## [Job]
Say how many lines contain "Samastipur"; the answer is the number alone.

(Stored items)
..........

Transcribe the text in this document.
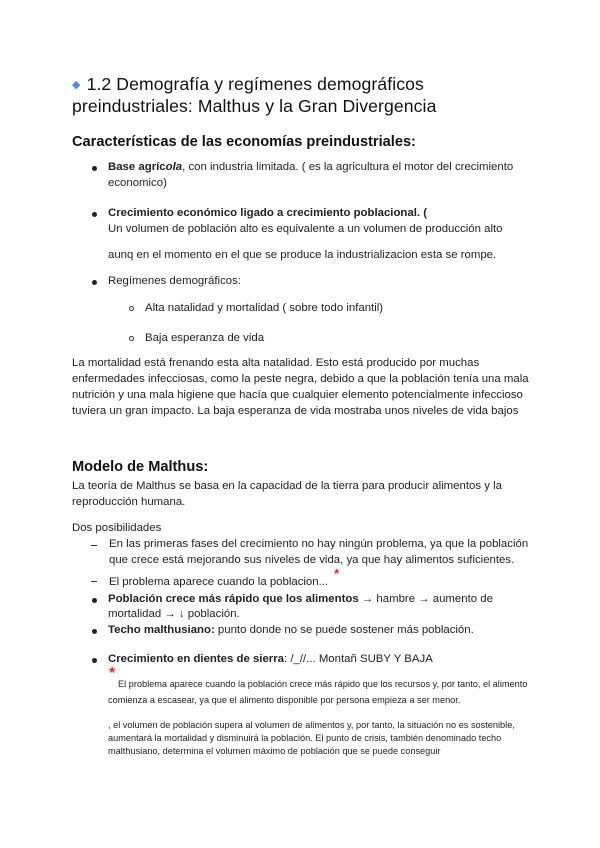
◆ 1.2 Demografía y regímenes demográficos
preindustriales: Malthus y la Gran Divergencia
Características de las economías preindustriales:
Base agrícola, con industria limitada. ( es la agricultura el motor del crecimiento
economico)
Crecimiento económico ligado a crecimiento poblacional. (
Un volumen de población alto es equivalente a un volumen de producción alto
aunq en el momento en el que se produce la industrializacion esta se rompe.
Regímenes demográficos:
Alta natalidad y mortalidad ( sobre todo infantil)
Baja esperanza de vida
La mortalidad está frenando esta alta natalidad. Esto está producido por muchas
enfermedades infecciosas, como la peste negra, debido a que la población tenía una mala
nutrición y una mala higiene que hacía que cualquier elemento potencialmente infeccioso
tuviera un gran impacto. La baja esperanza de vida mostraba unos niveles de vida bajos
Modelo de Malthus:
La teoría de Malthus se basa en la capacidad de la tierra para producir alimentos y la
reproducción humana.
Dos posibilidades
En las primeras fases del crecimiento no hay ningún problema, ya que la población
que crece está mejorando sus niveles de vida, ya que hay alimentos suficientes.
El problema aparece cuando la poblacion...*
Población crece más rápido que los alimentos → hambre → aumento de
mortalidad → ↓ población.
Techo malthusiano: punto donde no se puede sostener más población.
Crecimiento en dientes de sierra: /_//... Montañ SUBY Y BAJA
*
El problema aparece cuando la población crece más rápido que los recursos y, por tanto, el alimento
comienza a escasear, ya que el alimento disponible por persona empieza a ser menor.
, el volumen de población supera al volumen de alimentos y, por tanto, la situación no es sostenible,
aumentará la mortalidad y disminuirá la población. El punto de crisis, también denominado techo
malthusiano, determina el volumen máximo de población que se puede conseguir
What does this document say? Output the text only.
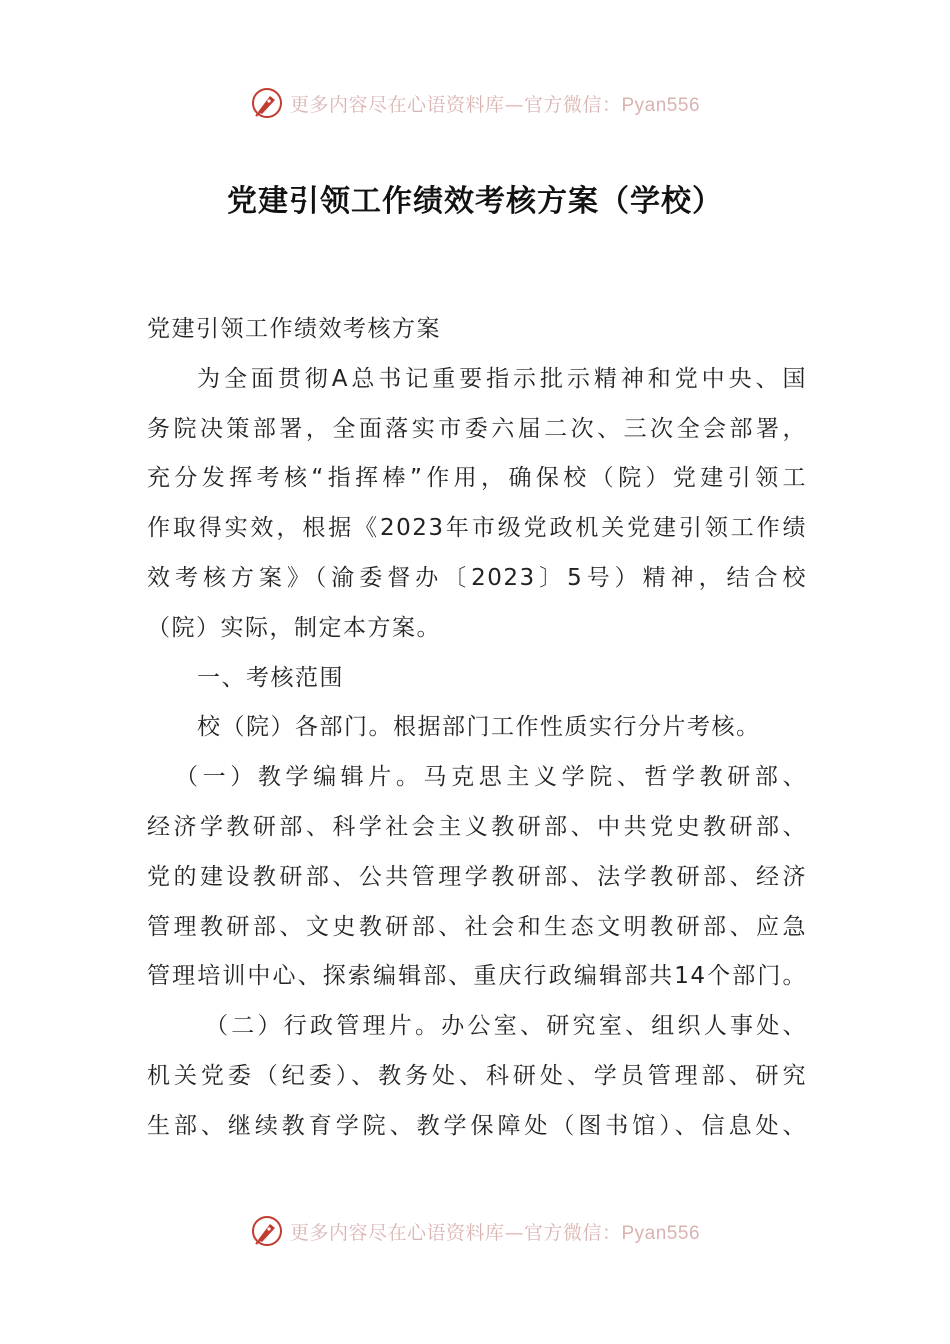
更多内容尽在心语资料库—官方微信：Pyan556
党建引领工作绩效考核方案（学校）

党建引领工作绩效考核方案

为全面贯彻A总书记重要指示批示精神和党中央、国
务院决策部署，全面落实市委六届二次、三次全会部署，
充分发挥考核“指挥棒”作用，确保校（院）党建引领工
作取得实效，根据《2023年市级党政机关党建引领工作绩
效考核方案》（渝委督办〔2023〕5号）精神，结合校
（院）实际，制定本方案。

一、考核范围

校（院）各部门。根据部门工作性质实行分片考核。

（一）教学编辑片。马克思主义学院、哲学教研部、
经济学教研部、科学社会主义教研部、中共党史教研部、
党的建设教研部、公共管理学教研部、法学教研部、经济
管理教研部、文史教研部、社会和生态文明教研部、应急
管理培训中心、探索编辑部、重庆行政编辑部共14个部门。

（二）行政管理片。办公室、研究室、组织人事处、
机关党委（纪委）、教务处、科研处、学员管理部、研究
生部、继续教育学院、教学保障处（图书馆）、信息处、

更多内容尽在心语资料库—官方微信：Pyan556
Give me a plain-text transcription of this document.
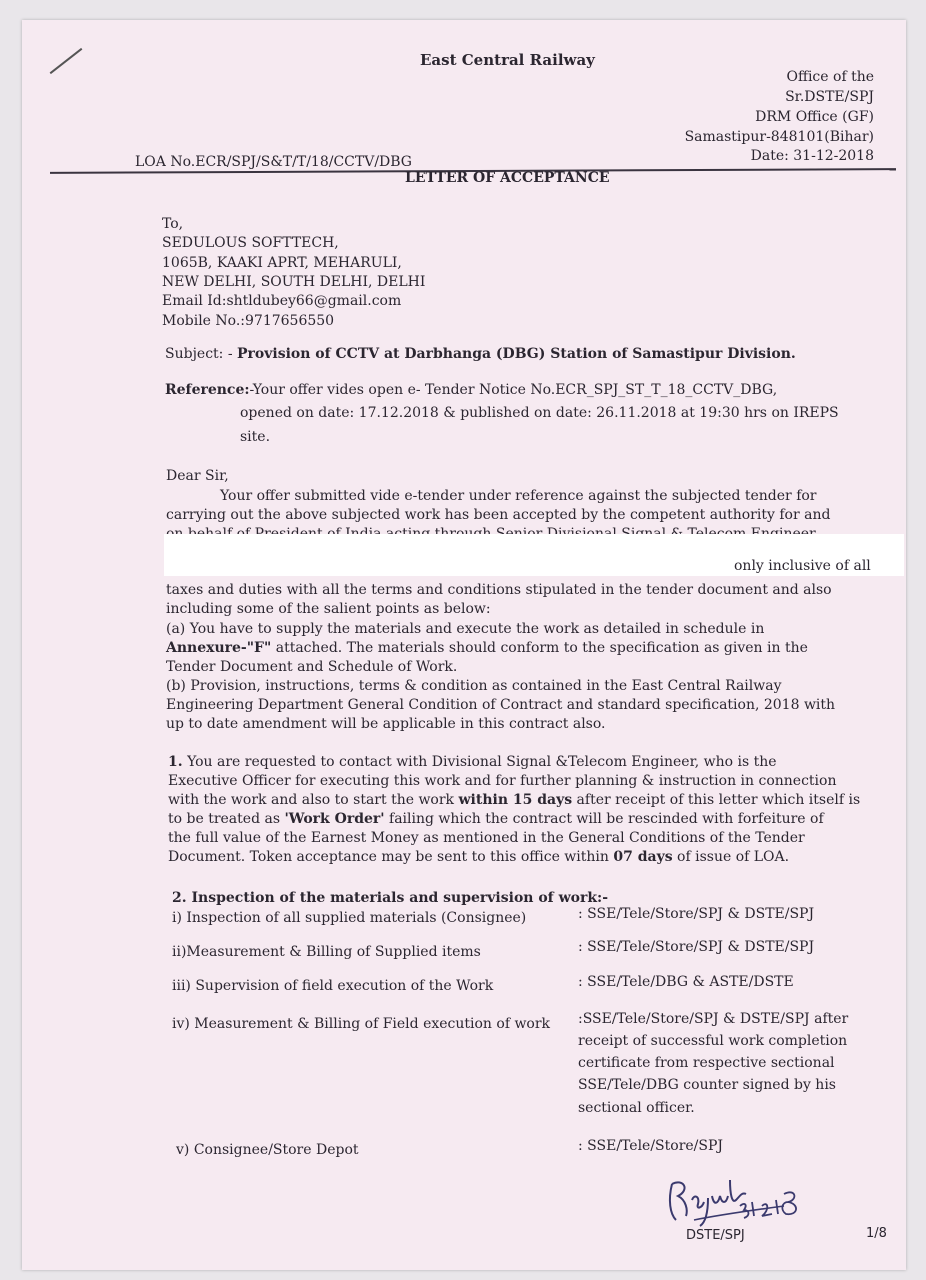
East Central Railway
Office of the
Sr.DSTE/SPJ
DRM Office (GF)
Samastipur-848101(Bihar)
Date: 31-12-2018
LOA No.ECR/SPJ/S&T/T/18/CCTV/DBG
LETTER OF ACCEPTANCE
To,
SEDULOUS SOFTTECH,
1065B, KAAKI APRT, MEHARULI,
NEW DELHI, SOUTH DELHI, DELHI
Email Id:shtldubey66@gmail.com
Mobile No.:9717656550
Subject: - Provision of CCTV at Darbhanga (DBG) Station of Samastipur Division.
Reference:-Your offer vides open e- Tender Notice No.ECR_SPJ_ST_T_18_CCTV_DBG,
opened on date: 17.12.2018 & published on date: 26.11.2018 at 19:30 hrs on IREPS
site.
Dear Sir,
Your offer submitted vide e-tender under reference against the subjected tender for
carrying out the above subjected work has been accepted by the competent authority for and
only inclusive of all
taxes and duties with all the terms and conditions stipulated in the tender document and also
including some of the salient points as below:
(a) You have to supply the materials and execute the work as detailed in schedule in
Annexure-"F" attached. The materials should conform to the specification as given in the
Tender Document and Schedule of Work.
(b) Provision, instructions, terms & condition as contained in the East Central Railway
Engineering Department General Condition of Contract and standard specification, 2018 with
up to date amendment will be applicable in this contract also.
1. You are requested to contact with Divisional Signal &Telecom Engineer, who is the
Executive Officer for executing this work and for further planning & instruction in connection
with the work and also to start the work within 15 days after receipt of this letter which itself is
to be treated as 'Work Order' failing which the contract will be rescinded with forfeiture of
the full value of the Earnest Money as mentioned in the General Conditions of the Tender
Document. Token acceptance may be sent to this office within 07 days of issue of LOA.
2. Inspection of the materials and supervision of work:-
i) Inspection of all supplied materials (Consignee)	: SSE/Tele/Store/SPJ & DSTE/SPJ
ii)Measurement & Billing of Supplied items	: SSE/Tele/Store/SPJ & DSTE/SPJ
iii) Supervision of field execution of the Work	: SSE/Tele/DBG & ASTE/DSTE
iv) Measurement & Billing of Field execution of work :SSE/Tele/Store/SPJ & DSTE/SPJ after
receipt of successful work completion
certificate from respective sectional
SSE/Tele/DBG counter signed by his
sectional officer.
v) Consignee/Store Depot	: SSE/Tele/Store/SPJ
DSTE/SPJ	1/8
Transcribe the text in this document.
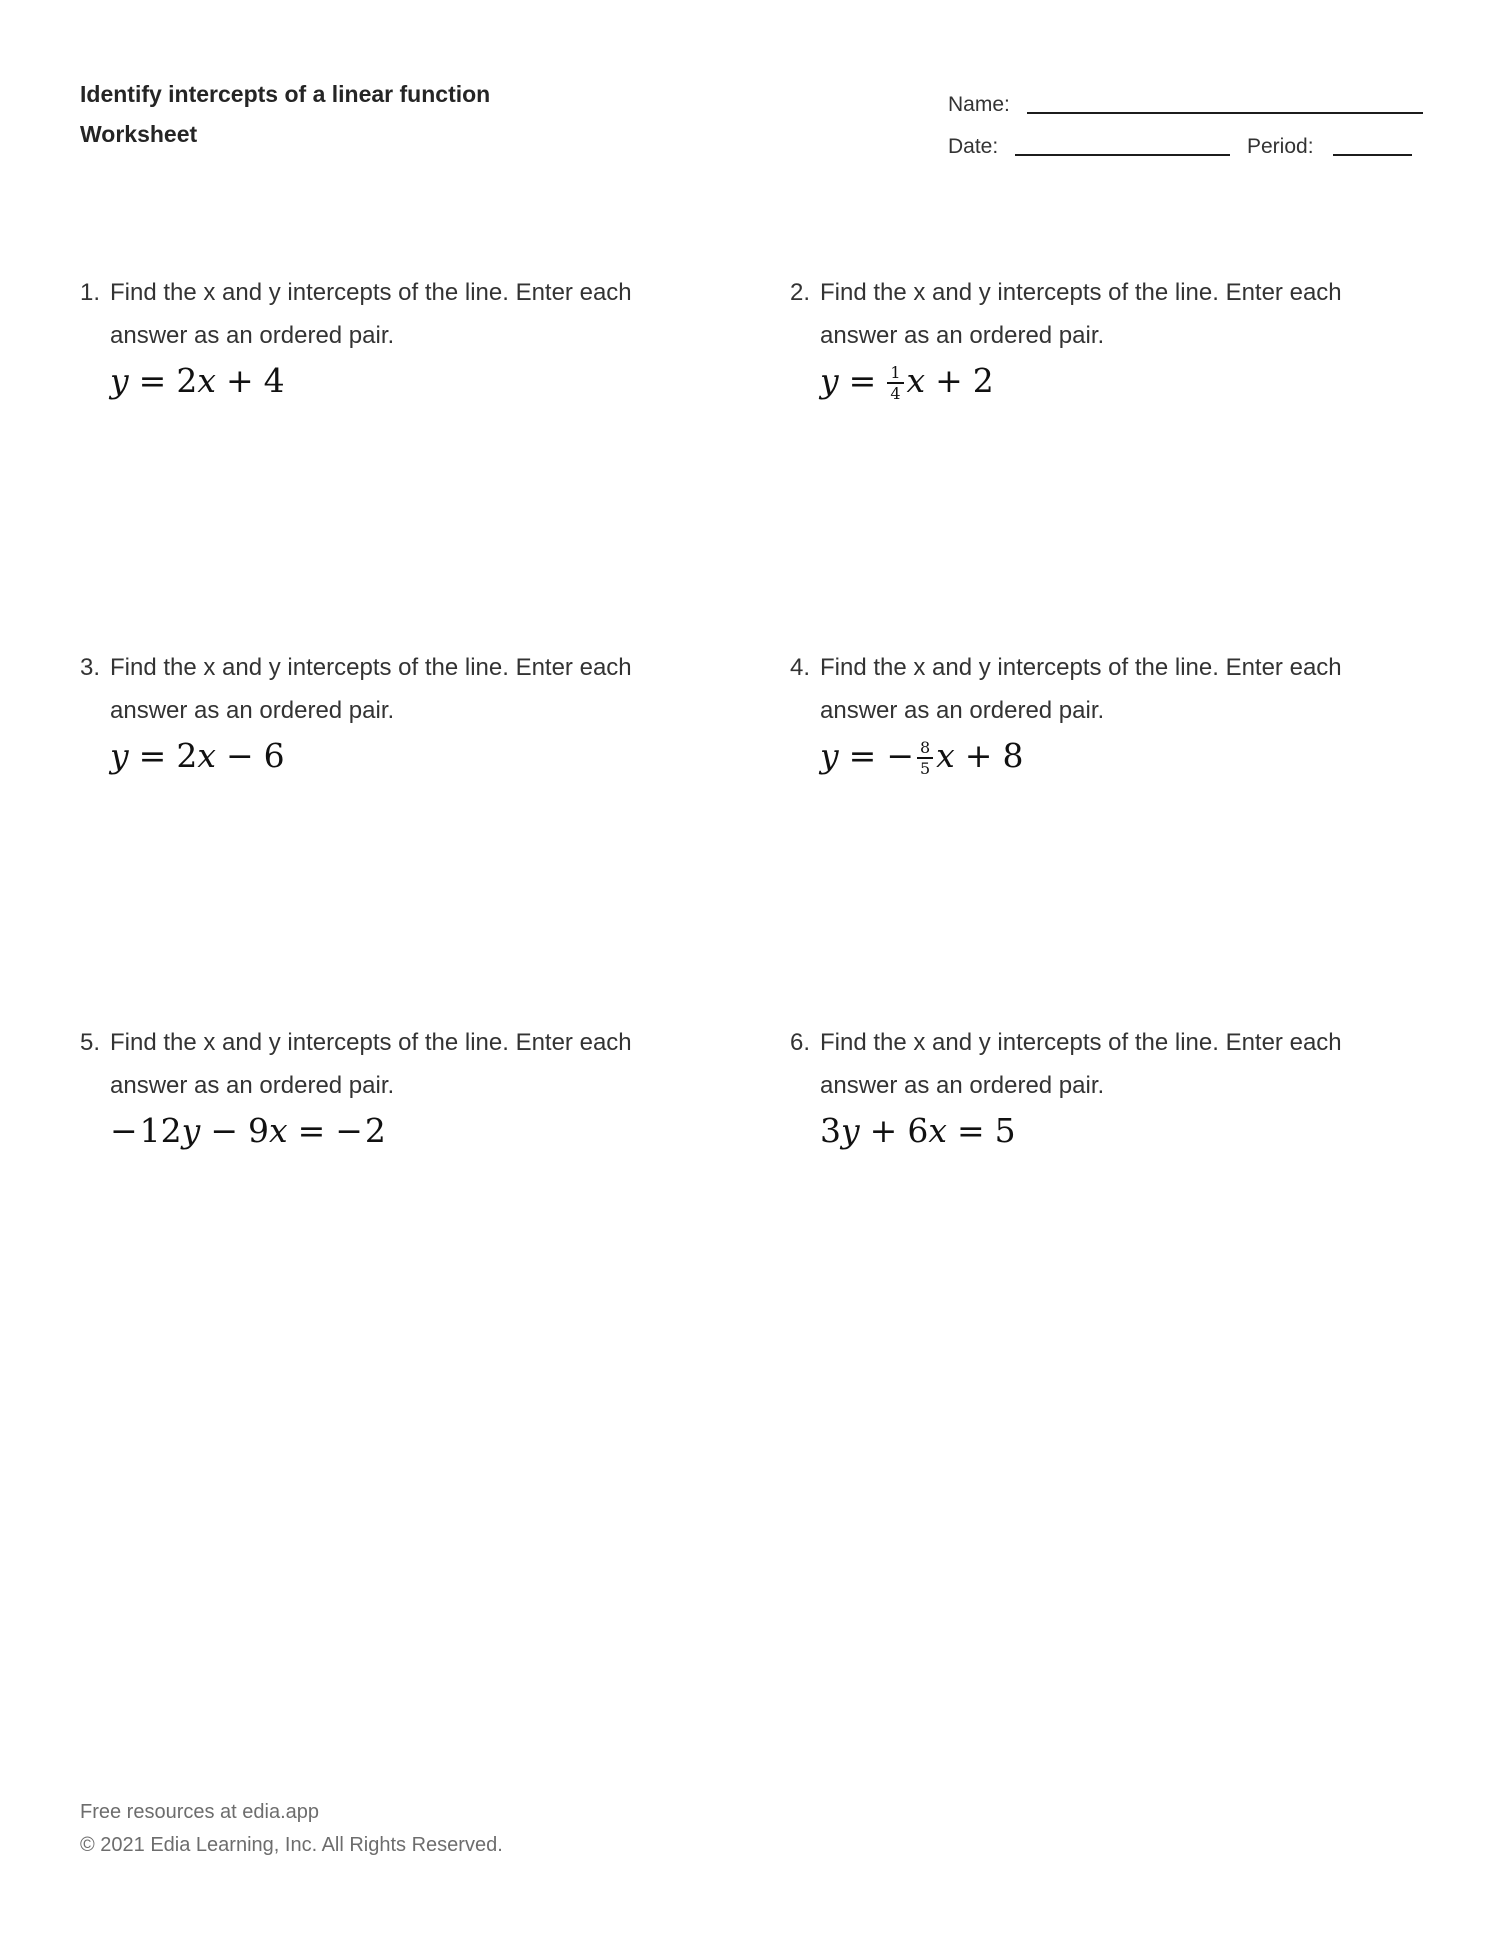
Identify intercepts of a linear function
Worksheet
Name:
Date:	Period:
1. Find the x and y intercepts of the line. Enter each
answer as an ordered pair.
y = 2x + 4
2. Find the x and y intercepts of the line. Enter each
answer as an ordered pair.
$y = \frac{1}{4}$ x + 2
3. Find the x and y intercepts of the line. Enter each
answer as an ordered pair.
y = 2x − 6
4. Find the x and y intercepts of the line. Enter each
answer as an ordered pair.
y = − $\frac{8}{5}$ x + 8
5. Find the x and y intercepts of the line. Enter each
answer as an ordered pair.
−12y − 9x = −2
6. Find the x and y intercepts of the line. Enter each
answer as an ordered pair.
3y + 6x = 5
Free resources at edia.app
© 2021 Edia Learning, Inc. All Rights Reserved.
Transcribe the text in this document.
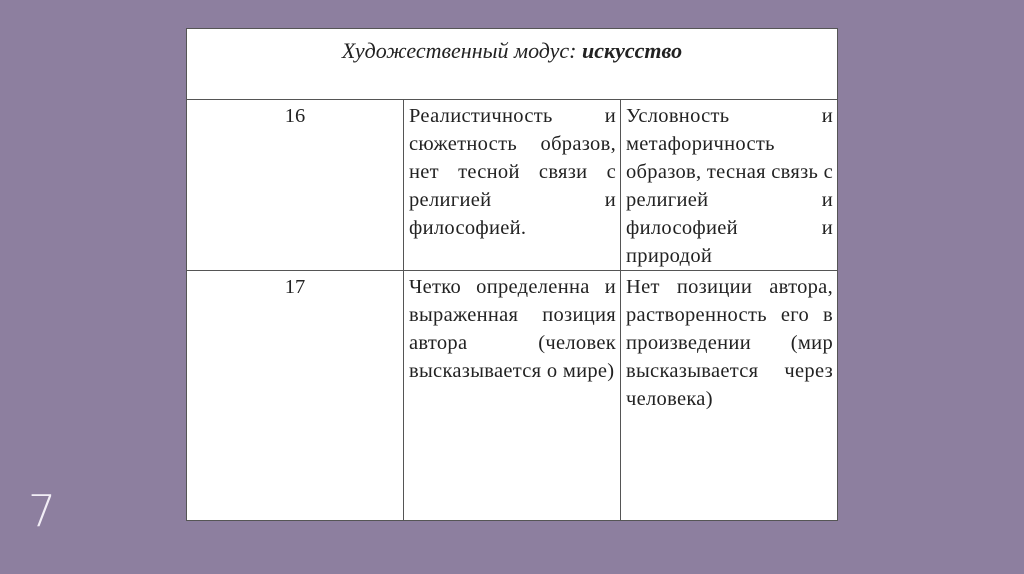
Художественный модус: искусство		
16	Реалистичность и сюжетность образов, нет тесной связи с религией и философией.	Условность и метафоричность образов, тесная связь с религией и философией и природой
17	Четко определенна и выраженная позиция автора (человек высказывается о мире)	Нет позиции автора, растворенность его в произведении (мир высказывается через человека)
7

..........

## [Reply]
2